-- start Records supplied --
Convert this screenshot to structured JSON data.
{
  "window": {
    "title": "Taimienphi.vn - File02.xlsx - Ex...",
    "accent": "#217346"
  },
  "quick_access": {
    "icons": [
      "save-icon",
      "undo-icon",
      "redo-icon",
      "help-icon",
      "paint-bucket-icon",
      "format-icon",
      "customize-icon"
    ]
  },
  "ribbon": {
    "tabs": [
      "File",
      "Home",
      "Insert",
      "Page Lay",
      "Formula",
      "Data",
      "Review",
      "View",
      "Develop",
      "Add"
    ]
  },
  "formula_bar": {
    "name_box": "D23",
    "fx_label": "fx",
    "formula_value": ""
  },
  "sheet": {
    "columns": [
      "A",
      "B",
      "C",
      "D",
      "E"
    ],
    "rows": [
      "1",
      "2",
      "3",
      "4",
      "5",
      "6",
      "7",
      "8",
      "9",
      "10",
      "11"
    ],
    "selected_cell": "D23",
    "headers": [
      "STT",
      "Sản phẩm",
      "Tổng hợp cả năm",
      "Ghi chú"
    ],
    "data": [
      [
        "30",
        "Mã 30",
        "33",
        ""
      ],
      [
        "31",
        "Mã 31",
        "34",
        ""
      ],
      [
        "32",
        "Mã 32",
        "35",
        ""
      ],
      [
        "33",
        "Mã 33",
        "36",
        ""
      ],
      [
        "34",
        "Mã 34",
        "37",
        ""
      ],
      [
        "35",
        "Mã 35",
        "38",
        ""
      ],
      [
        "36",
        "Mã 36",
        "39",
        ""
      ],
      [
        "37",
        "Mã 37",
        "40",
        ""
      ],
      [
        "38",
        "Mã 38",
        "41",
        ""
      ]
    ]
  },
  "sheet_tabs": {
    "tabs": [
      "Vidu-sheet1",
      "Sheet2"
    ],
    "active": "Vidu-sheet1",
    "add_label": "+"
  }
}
-- end Records supplied --
> What you are asked to do:
Write the material out again word for word.

> Response:
Convert this screenshot to structured JSON data.
{
  "window": {
    "title": "Taimienphi.vn - File02.xlsx - Ex...",
    "accent": "#217346"
  },
  "quick_access": {
    "icons": [
      "save-icon",
      "undo-icon",
      "redo-icon",
      "help-icon",
      "paint-bucket-icon",
      "format-icon",
      "customize-icon"
    ]
  },
  "ribbon": {
    "tabs": [
      "File",
      "Home",
      "Insert",
      "Page Lay",
      "Formula",
      "Data",
      "Review",
      "View",
      "Develop",
      "Add"
    ]
  },
  "formula_bar": {
    "name_box": "D23",
    "fx_label": "fx",
    "formula_value": ""
  },
  "sheet": {
    "columns": [
      "A",
      "B",
      "C",
      "D",
      "E"
    ],
    "rows": [
      "1",
      "2",
      "3",
      "4",
      "5",
      "6",
      "7",
      "8",
      "9",
      "10",
      "11"
    ],
    "selected_cell": "D23",
    "headers": [
      "STT",
      "Sản phẩm",
      "Tổng hợp cả năm",
      "Ghi chú"
    ],
    "data": [
      [
        "30",
        "Mã 30",
        "33",
        ""
      ],
      [
        "31",
        "Mã 31",
        "34",
        ""
      ],
      [
        "32",
        "Mã 32",
        "35",
        ""
      ],
      [
        "33",
        "Mã 33",
        "36",
        ""
      ],
      [
        "34",
        "Mã 34",
        "37",
        ""
      ],
      [
        "35",
        "Mã 35",
        "38",
        ""
      ],
      [
        "36",
        "Mã 36",
        "39",
        ""
      ],
      [
        "37",
        "Mã 37",
        "40",
        ""
      ],
      [
        "38",
        "Mã 38",
        "41",
        ""
      ]
    ]
  },
  "sheet_tabs": {
    "tabs": [
      "Vidu-sheet1",
      "Sheet2"
    ],
    "active": "Vidu-sheet1",
    "add_label": "+"
  }
}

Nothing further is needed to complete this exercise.